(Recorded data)
━━━━━━━━━━━━━━━━
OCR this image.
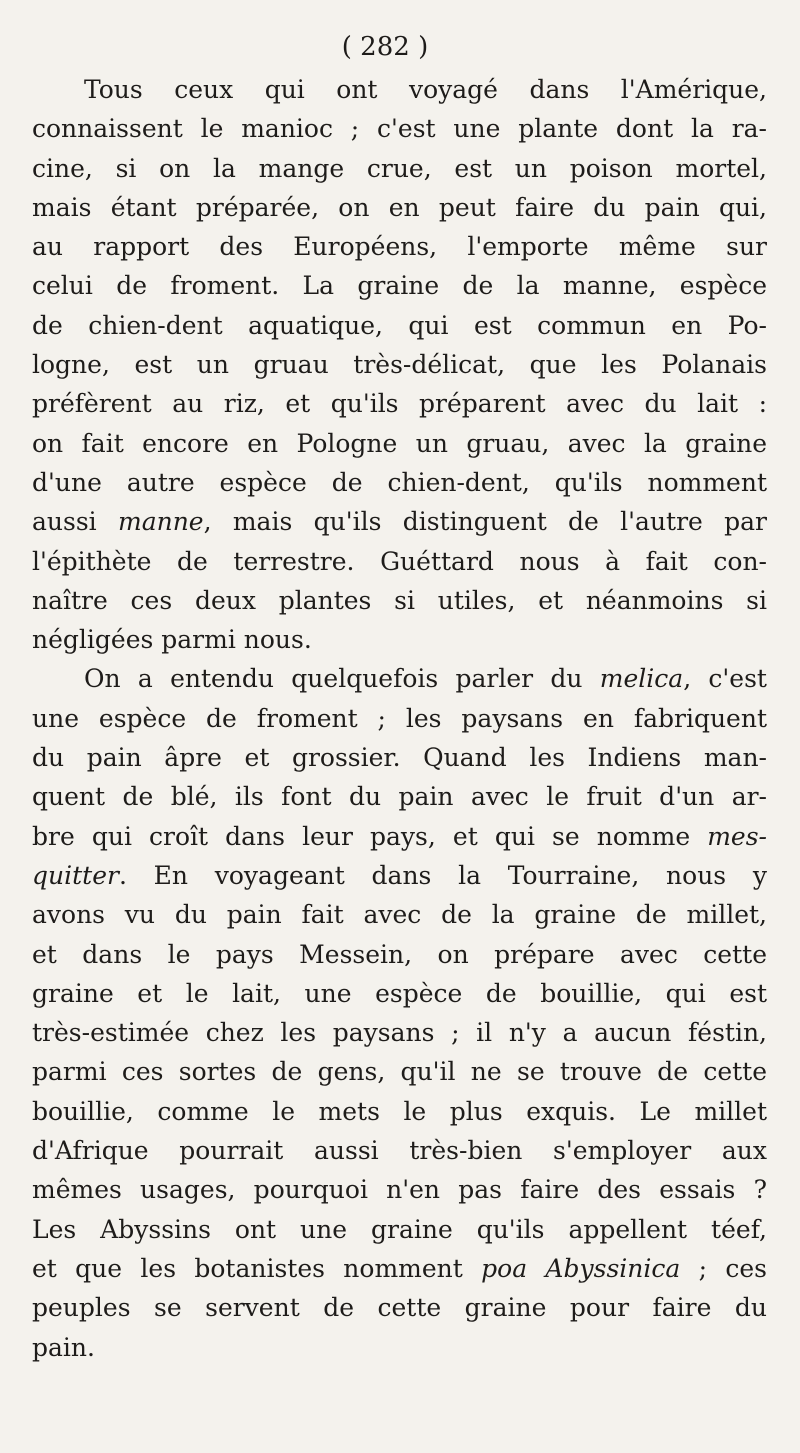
( 282 )
Tous ceux qui ont voyagé dans l'Amérique,
connaissent le manioc ; c'est une plante dont la ra-
cine, si on la mange crue, est un poison mortel,
mais étant préparée, on en peut faire du pain qui,
au rapport des Européens, l'emporte même sur
celui de froment. La graine de la manne, espèce
de chien-dent aquatique, qui est commun en Po-
logne, est un gruau très-délicat, que les Polanais
préfèrent au riz, et qu'ils préparent avec du lait :
on fait encore en Pologne un gruau, avec la graine
d'une autre espèce de chien-dent, qu'ils nomment
aussi manne, mais qu'ils distinguent de l'autre par
l'épithète de terrestre. Guéttard nous à fait con-
naître ces deux plantes si utiles, et néanmoins si
négligées parmi nous.
On a entendu quelquefois parler du melica, c'est
une espèce de froment ; les paysans en fabriquent
du pain âpre et grossier. Quand les Indiens man-
quent de blé, ils font du pain avec le fruit d'un ar-
bre qui croît dans leur pays, et qui se nomme mes-
quitter. En voyageant dans la Tourraine, nous y
avons vu du pain fait avec de la graine de millet,
et dans le pays Messein, on prépare avec cette
graine et le lait, une espèce de bouillie, qui est
très-estimée chez les paysans ; il n'y a aucun féstin,
parmi ces sortes de gens, qu'il ne se trouve de cette
bouillie, comme le mets le plus exquis. Le millet
d'Afrique pourrait aussi très-bien s'employer aux
mêmes usages, pourquoi n'en pas faire des essais ?
Les Abyssins ont une graine qu'ils appellent téef,
et que les botanistes nomment poa Abyssinica ; ces
peuples se servent de cette graine pour faire du
pain.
━━━━━━━━━━━━━━━━
Show the lines from the data above that contain the string "avec".

• **REPLY**:
préfèrent au riz, et qu'ils préparent avec du lait :
on fait encore en Pologne un gruau, avec la graine
quent de blé, ils font du pain avec le fruit d'un ar-
avons vu du pain fait avec de la graine de millet,
et dans le pays Messein, on prépare avec cette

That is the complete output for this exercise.